- [SHORT TASK] Go through the records and copy each line where the word "title" occurs.

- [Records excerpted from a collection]
_ _ _ _
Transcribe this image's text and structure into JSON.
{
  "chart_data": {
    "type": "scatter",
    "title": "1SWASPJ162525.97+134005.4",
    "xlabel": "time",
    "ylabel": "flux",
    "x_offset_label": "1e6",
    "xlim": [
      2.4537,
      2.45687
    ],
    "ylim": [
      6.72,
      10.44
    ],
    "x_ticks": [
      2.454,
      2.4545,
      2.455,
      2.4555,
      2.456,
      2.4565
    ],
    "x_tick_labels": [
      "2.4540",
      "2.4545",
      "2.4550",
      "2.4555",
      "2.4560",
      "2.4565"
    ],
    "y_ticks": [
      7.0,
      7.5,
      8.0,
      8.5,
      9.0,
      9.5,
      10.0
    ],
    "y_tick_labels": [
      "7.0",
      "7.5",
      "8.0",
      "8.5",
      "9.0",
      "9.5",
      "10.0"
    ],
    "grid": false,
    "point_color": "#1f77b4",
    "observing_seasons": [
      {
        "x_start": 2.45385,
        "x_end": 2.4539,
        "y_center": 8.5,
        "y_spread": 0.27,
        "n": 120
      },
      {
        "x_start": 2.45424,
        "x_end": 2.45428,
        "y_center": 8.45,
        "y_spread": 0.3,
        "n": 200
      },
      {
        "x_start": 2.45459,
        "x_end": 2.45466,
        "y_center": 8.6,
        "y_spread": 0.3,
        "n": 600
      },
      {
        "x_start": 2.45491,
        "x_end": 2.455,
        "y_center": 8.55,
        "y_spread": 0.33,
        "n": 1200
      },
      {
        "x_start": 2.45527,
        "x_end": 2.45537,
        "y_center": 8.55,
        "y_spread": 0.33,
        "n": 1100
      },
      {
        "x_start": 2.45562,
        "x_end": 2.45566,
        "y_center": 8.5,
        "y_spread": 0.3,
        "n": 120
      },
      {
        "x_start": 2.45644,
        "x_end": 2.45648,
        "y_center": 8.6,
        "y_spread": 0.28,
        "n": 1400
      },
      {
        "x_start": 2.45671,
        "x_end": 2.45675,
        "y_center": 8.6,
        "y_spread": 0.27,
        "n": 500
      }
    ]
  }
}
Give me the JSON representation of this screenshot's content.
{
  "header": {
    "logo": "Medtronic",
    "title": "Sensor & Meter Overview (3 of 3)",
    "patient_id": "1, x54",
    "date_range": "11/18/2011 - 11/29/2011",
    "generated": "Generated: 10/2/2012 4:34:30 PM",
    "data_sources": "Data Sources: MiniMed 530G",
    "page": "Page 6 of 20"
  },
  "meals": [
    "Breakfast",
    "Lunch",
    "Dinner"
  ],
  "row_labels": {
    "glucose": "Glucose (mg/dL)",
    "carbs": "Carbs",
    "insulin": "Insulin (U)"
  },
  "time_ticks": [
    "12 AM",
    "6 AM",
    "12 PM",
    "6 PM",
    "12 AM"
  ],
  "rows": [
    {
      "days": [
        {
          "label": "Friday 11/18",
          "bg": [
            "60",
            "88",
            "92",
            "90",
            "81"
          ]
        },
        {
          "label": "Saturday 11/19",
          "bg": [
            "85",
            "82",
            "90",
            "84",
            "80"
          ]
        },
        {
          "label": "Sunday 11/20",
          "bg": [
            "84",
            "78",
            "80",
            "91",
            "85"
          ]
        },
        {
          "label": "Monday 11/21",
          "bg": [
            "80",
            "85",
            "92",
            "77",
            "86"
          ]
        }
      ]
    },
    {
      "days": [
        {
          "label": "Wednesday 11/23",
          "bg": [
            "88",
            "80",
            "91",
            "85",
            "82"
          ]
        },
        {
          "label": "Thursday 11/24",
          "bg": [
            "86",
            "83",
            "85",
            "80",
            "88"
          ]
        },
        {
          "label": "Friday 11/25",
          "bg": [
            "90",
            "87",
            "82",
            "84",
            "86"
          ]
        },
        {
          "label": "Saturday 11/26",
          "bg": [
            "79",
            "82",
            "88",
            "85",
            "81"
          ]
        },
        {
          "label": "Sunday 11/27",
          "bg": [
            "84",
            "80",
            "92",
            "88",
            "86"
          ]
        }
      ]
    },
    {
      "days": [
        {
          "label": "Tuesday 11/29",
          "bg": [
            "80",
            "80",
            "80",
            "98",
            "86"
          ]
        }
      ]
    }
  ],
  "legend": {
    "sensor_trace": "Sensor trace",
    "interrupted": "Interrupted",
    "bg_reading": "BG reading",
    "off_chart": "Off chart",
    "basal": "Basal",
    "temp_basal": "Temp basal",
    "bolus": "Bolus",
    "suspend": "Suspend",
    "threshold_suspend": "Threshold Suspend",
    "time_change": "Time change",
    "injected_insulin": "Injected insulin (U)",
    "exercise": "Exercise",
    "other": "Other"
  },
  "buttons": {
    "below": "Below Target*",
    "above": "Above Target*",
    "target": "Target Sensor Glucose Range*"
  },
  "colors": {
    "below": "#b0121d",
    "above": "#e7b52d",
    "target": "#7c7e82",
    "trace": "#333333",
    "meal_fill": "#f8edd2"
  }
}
_ _ _ _
- [EXERCISE ANSWER]
    "title": "1SWASPJ162525.97+134005.4",
    "title": "Sensor & Meter Overview (3 of 3)",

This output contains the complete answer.